#### EXERCISE OBJECTIVE
Transcribe all the entries word for word, but omit the images.

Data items
※
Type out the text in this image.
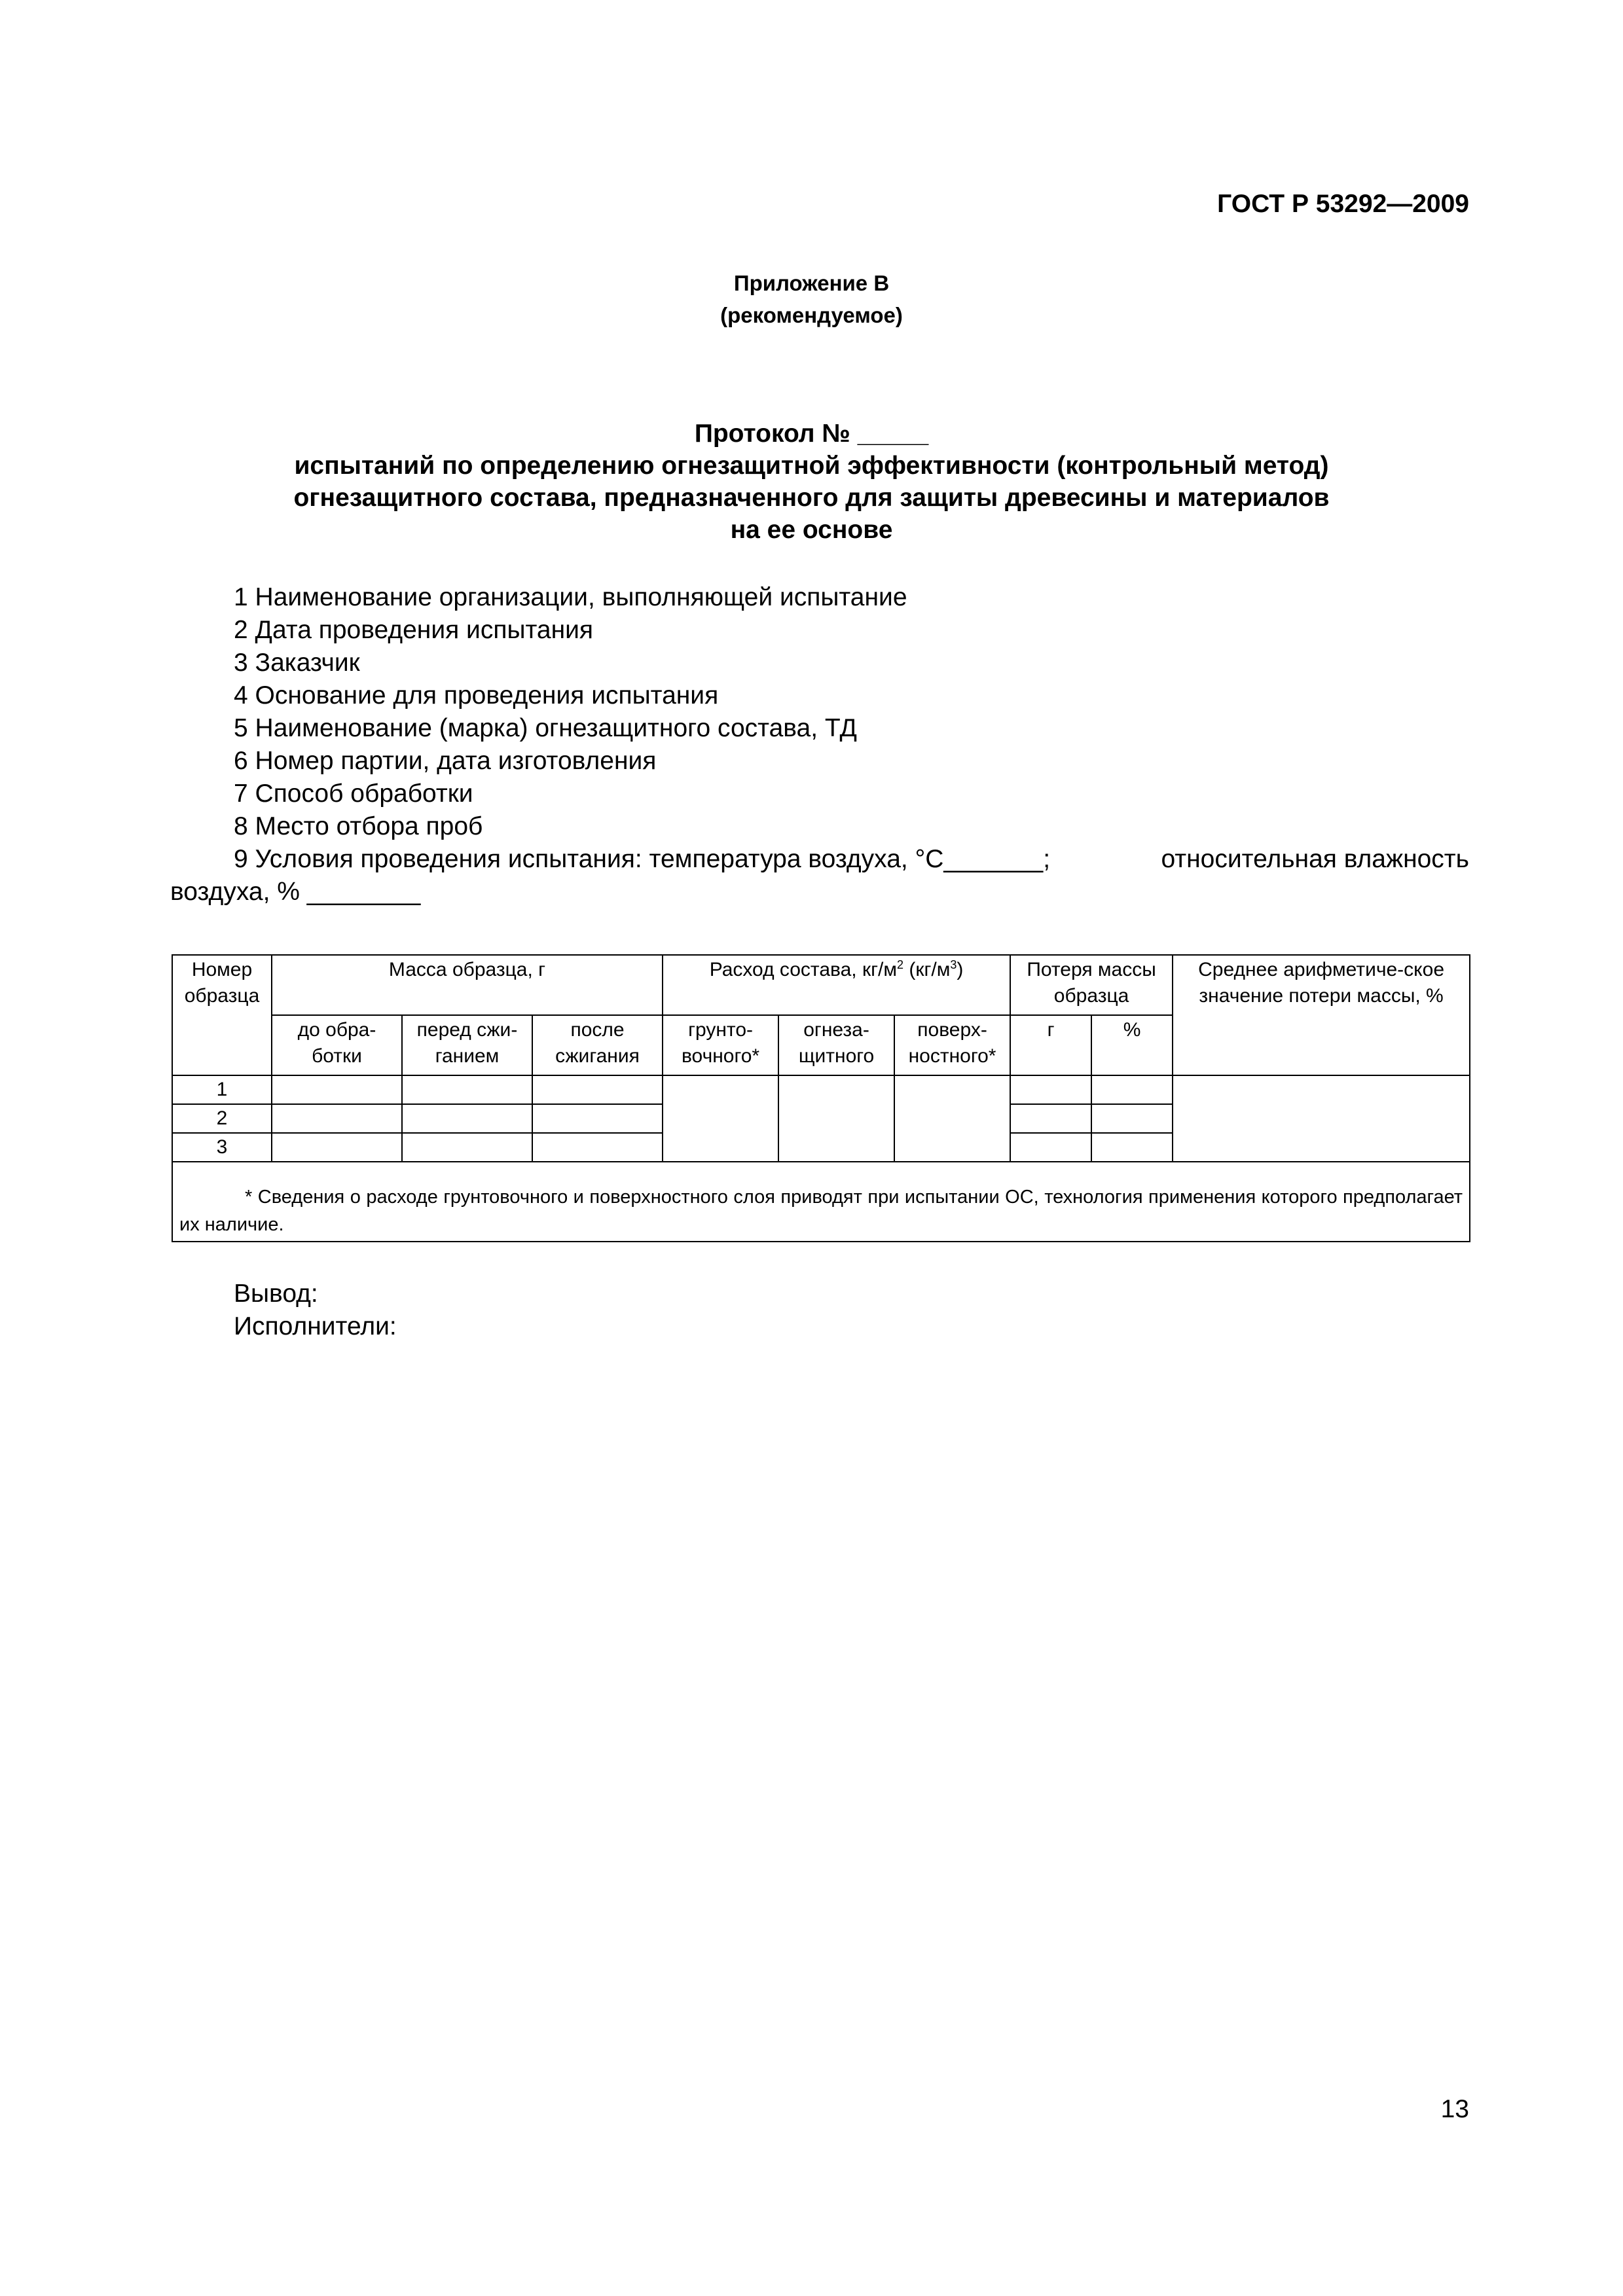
ГОСТ Р 53292—2009
Приложение В
(рекомендуемое)
Протокол № _____
испытаний по определению огнезащитной эффективности (контрольный метод)
огнезащитного состава, предназначенного для защиты древесины и материалов
на ее основе
1 Наименование организации, выполняющей испытание
2 Дата проведения испытания
3 Заказчик
4 Основание для проведения испытания
5 Наименование (марка) огнезащитного состава, ТД
6 Номер партии, дата изготовления
7 Способ обработки
8 Место отбора проб
9 Условия проведения испытания: температура воздуха, °С_______;	относительная влажность
воздуха, % ________
Номер образца	Масса образца, г			Расход состава, $кг/м^2$ $(кг/м^3)$			Потеря массы образца		Среднее арифметиче-ское значение потери массы, %
	до обра-ботки	перед сжи-ганием	после сжигания	грунто-вочного*	огнеза-щитного	поверх-ностного*	г	%	
1									
2									
3									
* Сведения о расходе грунтовочного и поверхностного слоя приводят при испытании ОС, технология применения которого предполагает их наличие.									
Вывод:
Исполнители:
13
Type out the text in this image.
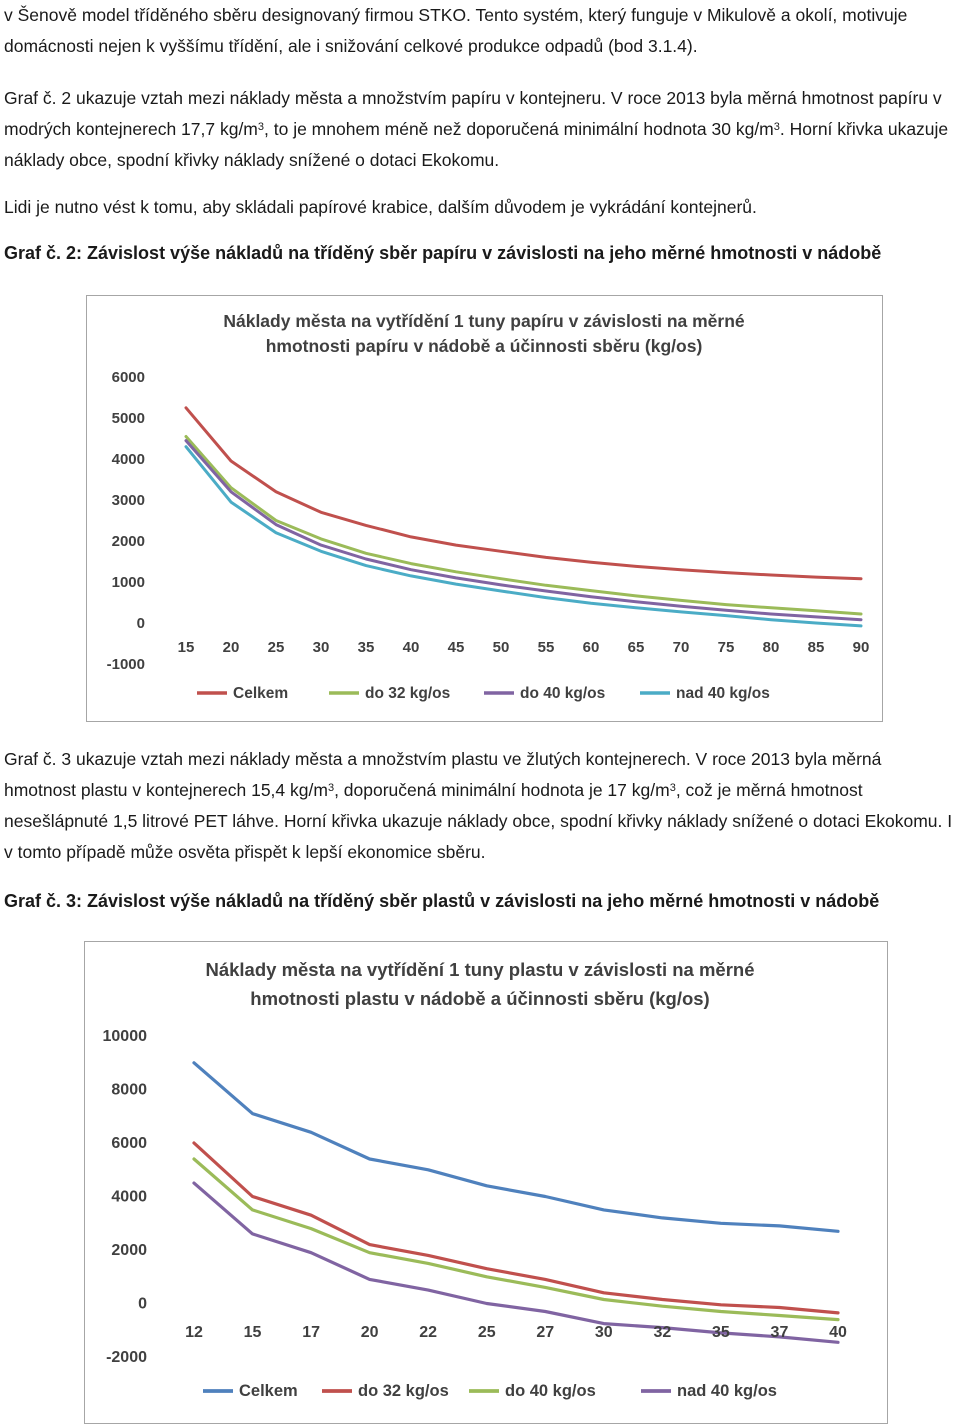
v Šenově model tříděného sběru designovaný firmou STKO. Tento systém, který funguje v Mikulově a okolí, motivuje domácnosti nejen k vyššímu třídění, ale i snižování celkové produkce odpadů (bod 3.1.4).

Graf č. 2 ukazuje vztah mezi náklady města a množstvím papíru v kontejneru. V roce 2013 byla měrná hmotnost papíru v modrých kontejnerech 17,7 $kg/m^3$, to je mnohem méně než doporučená minimální hodnota 30 $kg/m^3$. Horní křivka ukazuje náklady obce, spodní křivky náklady snížené o dotaci Ekokomu.

Lidi je nutno vést k tomu, aby skládali papírové krabice, dalším důvodem je vykrádání kontejnerů.

Graf č. 2: Závislost výše nákladů na tříděný sběr papíru v závislosti na jeho měrné hmotnosti v nádobě

Náklady města na vytřídění 1 tuny papíru v závislosti na měrné
hmotnosti papíru v nádobě a účinnosti sběru (kg/os)
6000
5000
4000
3000
2000
1000
0
-1000
15 20 25 30 35 40 45 50 55 60 65 70 75 80 85 90
Celkem	do 32 kg/os	do 40 kg/os	nad 40 kg/os

Graf č. 3 ukazuje vztah mezi náklady města a množstvím plastu ve žlutých kontejnerech. V roce 2013 byla měrná hmotnost plastu v kontejnerech 15,4 $kg/m^3$, doporučená minimální hodnota je 17 $kg/m^3$, což je měrná hmotnost nesešlápnuté 1,5 litrové PET láhve. Horní křivka ukazuje náklady obce, spodní křivky náklady snížené o dotaci Ekokomu. I v tomto případě může osvěta přispět k lepší ekonomice sběru.

Graf č. 3: Závislost výše nákladů na tříděný sběr plastů v závislosti na jeho měrné hmotnosti v nádobě

Náklady města na vytřídění 1 tuny plastu v závislosti na měrné
hmotnosti plastu v nádobě a účinnosti sběru (kg/os)
10000
8000
6000
4000
2000
0
-2000
12	15	17	20	22	25	27	30	32	35	37	40
Celkem	do 32 kg/os	do 40 kg/os	nad 40 kg/os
※
#### THE RESPONSE
Type out the text in this image.
ГОСТ Р 53292—2009
Приложение В
(рекомендуемое)
Протокол № _____
испытаний по определению огнезащитной эффективности (контрольный метод)
огнезащитного состава, предназначенного для защиты древесины и материалов
на ее основе
1 Наименование организации, выполняющей испытание
2 Дата проведения испытания
3 Заказчик
4 Основание для проведения испытания
5 Наименование (марка) огнезащитного состава, ТД
6 Номер партии, дата изготовления
7 Способ обработки
8 Место отбора проб
9 Условия проведения испытания: температура воздуха, °С_______;	относительная влажность
воздуха, % ________
Номер образца	Масса образца, г			Расход состава, $кг/м^2$ $(кг/м^3)$			Потеря массы образца		Среднее арифметиче-ское значение потери массы, %
	до обра-ботки	перед сжи-ганием	после сжигания	грунто-вочного*	огнеза-щитного	поверх-ностного*	г	%	
1									
2									
3									
* Сведения о расходе грунтовочного и поверхностного слоя приводят при испытании ОС, технология применения которого предполагает их наличие.									
Вывод:
Исполнители:
13
Type out the text in this image.
v Šenově model tříděného sběru designovaný firmou STKO. Tento systém, který funguje v Mikulově a okolí, motivuje domácnosti nejen k vyššímu třídění, ale i snižování celkové produkce odpadů (bod 3.1.4).

Graf č. 2 ukazuje vztah mezi náklady města a množstvím papíru v kontejneru. V roce 2013 byla měrná hmotnost papíru v modrých kontejnerech 17,7 $kg/m^3$, to je mnohem méně než doporučená minimální hodnota 30 $kg/m^3$. Horní křivka ukazuje náklady obce, spodní křivky náklady snížené o dotaci Ekokomu.

Lidi je nutno vést k tomu, aby skládali papírové krabice, dalším důvodem je vykrádání kontejnerů.

Graf č. 2: Závislost výše nákladů na tříděný sběr papíru v závislosti na jeho měrné hmotnosti v nádobě

Náklady města na vytřídění 1 tuny papíru v závislosti na měrné
hmotnosti papíru v nádobě a účinnosti sběru (kg/os)
6000
5000
4000
3000
2000
1000
0
-1000
15 20 25 30 35 40 45 50 55 60 65 70 75 80 85 90
Celkem	do 32 kg/os	do 40 kg/os	nad 40 kg/os

Graf č. 3 ukazuje vztah mezi náklady města a množstvím plastu ve žlutých kontejnerech. V roce 2013 byla měrná hmotnost plastu v kontejnerech 15,4 $kg/m^3$, doporučená minimální hodnota je 17 $kg/m^3$, což je měrná hmotnost nesešlápnuté 1,5 litrové PET láhve. Horní křivka ukazuje náklady obce, spodní křivky náklady snížené o dotaci Ekokomu. I v tomto případě může osvěta přispět k lepší ekonomice sběru.

Graf č. 3: Závislost výše nákladů na tříděný sběr plastů v závislosti na jeho měrné hmotnosti v nádobě

Náklady města na vytřídění 1 tuny plastu v závislosti na měrné
hmotnosti plastu v nádobě a účinnosti sběru (kg/os)
10000
8000
6000
4000
2000
0
-2000
12	15	17	20	22	25	27	30	32	35	37	40
Celkem	do 32 kg/os	do 40 kg/os	nad 40 kg/os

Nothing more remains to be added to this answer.